### STATED TASK
Write the material out again exactly as it stands.

[Extracted records]
────────────────

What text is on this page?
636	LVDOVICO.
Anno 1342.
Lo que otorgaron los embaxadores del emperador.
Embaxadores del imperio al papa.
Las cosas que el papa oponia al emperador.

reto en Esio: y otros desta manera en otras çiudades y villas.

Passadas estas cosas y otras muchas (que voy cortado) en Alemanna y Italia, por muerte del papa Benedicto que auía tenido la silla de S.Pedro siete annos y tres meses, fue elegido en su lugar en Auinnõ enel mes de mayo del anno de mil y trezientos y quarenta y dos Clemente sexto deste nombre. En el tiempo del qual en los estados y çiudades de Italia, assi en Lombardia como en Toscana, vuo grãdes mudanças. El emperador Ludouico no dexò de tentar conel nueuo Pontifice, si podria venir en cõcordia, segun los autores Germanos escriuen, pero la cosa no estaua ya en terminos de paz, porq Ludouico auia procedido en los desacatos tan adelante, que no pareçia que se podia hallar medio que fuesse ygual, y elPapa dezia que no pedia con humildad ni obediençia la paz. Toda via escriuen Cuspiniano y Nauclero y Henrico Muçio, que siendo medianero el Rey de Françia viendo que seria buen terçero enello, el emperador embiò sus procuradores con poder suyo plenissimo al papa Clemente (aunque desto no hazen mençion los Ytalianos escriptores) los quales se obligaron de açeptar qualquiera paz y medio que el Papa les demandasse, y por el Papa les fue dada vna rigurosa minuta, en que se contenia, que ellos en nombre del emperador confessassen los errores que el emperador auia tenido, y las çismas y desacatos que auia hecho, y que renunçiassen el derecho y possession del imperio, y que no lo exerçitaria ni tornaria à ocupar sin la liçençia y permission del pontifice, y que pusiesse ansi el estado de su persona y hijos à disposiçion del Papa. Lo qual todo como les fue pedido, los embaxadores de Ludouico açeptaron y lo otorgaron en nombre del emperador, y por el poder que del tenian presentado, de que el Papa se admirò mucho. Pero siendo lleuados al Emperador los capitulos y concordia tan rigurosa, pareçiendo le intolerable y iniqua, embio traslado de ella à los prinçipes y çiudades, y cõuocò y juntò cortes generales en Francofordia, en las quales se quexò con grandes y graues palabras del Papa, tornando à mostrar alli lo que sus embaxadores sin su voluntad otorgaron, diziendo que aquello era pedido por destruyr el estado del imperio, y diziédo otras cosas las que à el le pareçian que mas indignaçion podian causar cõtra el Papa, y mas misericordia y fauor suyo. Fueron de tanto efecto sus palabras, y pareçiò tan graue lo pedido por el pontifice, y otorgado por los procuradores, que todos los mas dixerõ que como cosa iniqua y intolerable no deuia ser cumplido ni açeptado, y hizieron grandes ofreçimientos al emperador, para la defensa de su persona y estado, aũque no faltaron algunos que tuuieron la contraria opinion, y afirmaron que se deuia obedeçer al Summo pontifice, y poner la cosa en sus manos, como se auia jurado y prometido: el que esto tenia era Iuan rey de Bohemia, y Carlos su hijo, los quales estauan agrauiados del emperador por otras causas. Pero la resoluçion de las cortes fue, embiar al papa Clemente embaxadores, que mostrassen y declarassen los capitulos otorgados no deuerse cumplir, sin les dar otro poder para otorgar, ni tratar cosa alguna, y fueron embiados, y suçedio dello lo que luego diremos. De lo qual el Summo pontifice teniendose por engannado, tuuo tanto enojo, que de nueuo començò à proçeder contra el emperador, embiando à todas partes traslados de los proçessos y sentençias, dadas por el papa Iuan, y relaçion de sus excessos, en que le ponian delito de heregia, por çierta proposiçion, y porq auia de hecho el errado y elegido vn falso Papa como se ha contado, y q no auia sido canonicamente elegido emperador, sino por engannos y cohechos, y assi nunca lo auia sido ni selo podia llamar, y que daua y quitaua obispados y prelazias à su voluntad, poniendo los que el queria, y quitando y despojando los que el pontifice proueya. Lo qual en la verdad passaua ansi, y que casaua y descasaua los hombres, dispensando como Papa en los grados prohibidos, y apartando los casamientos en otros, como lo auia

────────────────

### ANSWER TO THE EXERCISE
What text is on this page?
636	LVDOVICO.
Anno 1342.
Lo que otorgaron los embaxadores del emperador.
Embaxadores del imperio al papa.
Las cosas que el papa oponia al emperador.

reto en Esio: y otros desta manera en otras çiudades y villas.

Passadas estas cosas y otras muchas (que voy cortado) en Alemanna y Italia, por muerte del papa Benedicto que auía tenido la silla de S.Pedro siete annos y tres meses, fue elegido en su lugar en Auinnõ enel mes de mayo del anno de mil y trezientos y quarenta y dos Clemente sexto deste nombre. En el tiempo del qual en los estados y çiudades de Italia, assi en Lombardia como en Toscana, vuo grãdes mudanças. El emperador Ludouico no dexò de tentar conel nueuo Pontifice, si podria venir en cõcordia, segun los autores Germanos escriuen, pero la cosa no estaua ya en terminos de paz, porq Ludouico auia procedido en los desacatos tan adelante, que no pareçia que se podia hallar medio que fuesse ygual, y elPapa dezia que no pedia con humildad ni obediençia la paz. Toda via escriuen Cuspiniano y Nauclero y Henrico Muçio, que siendo medianero el Rey de Françia viendo que seria buen terçero enello, el emperador embiò sus procuradores con poder suyo plenissimo al papa Clemente (aunque desto no hazen mençion los Ytalianos escriptores) los quales se obligaron de açeptar qualquiera paz y medio que el Papa les demandasse, y por el Papa les fue dada vna rigurosa minuta, en que se contenia, que ellos en nombre del emperador confessassen los errores que el emperador auia tenido, y las çismas y desacatos que auia hecho, y que renunçiassen el derecho y possession del imperio, y que no lo exerçitaria ni tornaria à ocupar sin la liçençia y permission del pontifice, y que pusiesse ansi el estado de su persona y hijos à disposiçion del Papa. Lo qual todo como les fue pedido, los embaxadores de Ludouico açeptaron y lo otorgaron en nombre del emperador, y por el poder que del tenian presentado, de que el Papa se admirò mucho. Pero siendo lleuados al Emperador los capitulos y concordia tan rigurosa, pareçiendo le intolerable y iniqua, embio traslado de ella à los prinçipes y çiudades, y cõuocò y juntò cortes generales en Francofordia, en las quales se quexò con grandes y graues palabras del Papa, tornando à mostrar alli lo que sus embaxadores sin su voluntad otorgaron, diziendo que aquello era pedido por destruyr el estado del imperio, y diziédo otras cosas las que à el le pareçian que mas indignaçion podian causar cõtra el Papa, y mas misericordia y fauor suyo. Fueron de tanto efecto sus palabras, y pareçiò tan graue lo pedido por el pontifice, y otorgado por los procuradores, que todos los mas dixerõ que como cosa iniqua y intolerable no deuia ser cumplido ni açeptado, y hizieron grandes ofreçimientos al emperador, para la defensa de su persona y estado, aũque no faltaron algunos que tuuieron la contraria opinion, y afirmaron que se deuia obedeçer al Summo pontifice, y poner la cosa en sus manos, como se auia jurado y prometido: el que esto tenia era Iuan rey de Bohemia, y Carlos su hijo, los quales estauan agrauiados del emperador por otras causas. Pero la resoluçion de las cortes fue, embiar al papa Clemente embaxadores, que mostrassen y declarassen los capitulos otorgados no deuerse cumplir, sin les dar otro poder para otorgar, ni tratar cosa alguna, y fueron embiados, y suçedio dello lo que luego diremos. De lo qual el Summo pontifice teniendose por engannado, tuuo tanto enojo, que de nueuo començò à proçeder contra el emperador, embiando à todas partes traslados de los proçessos y sentençias, dadas por el papa Iuan, y relaçion de sus excessos, en que le ponian delito de heregia, por çierta proposiçion, y porq auia de hecho el errado y elegido vn falso Papa como se ha contado, y q no auia sido canonicamente elegido emperador, sino por engannos y cohechos, y assi nunca lo auia sido ni selo podia llamar, y que daua y quitaua obispados y prelazias à su voluntad, poniendo los que el queria, y quitando y despojando los que el pontifice proueya. Lo qual en la verdad passaua ansi, y que casaua y descasaua los hombres, dispensando como Papa en los grados prohibidos, y apartando los casamientos en otros, como lo auia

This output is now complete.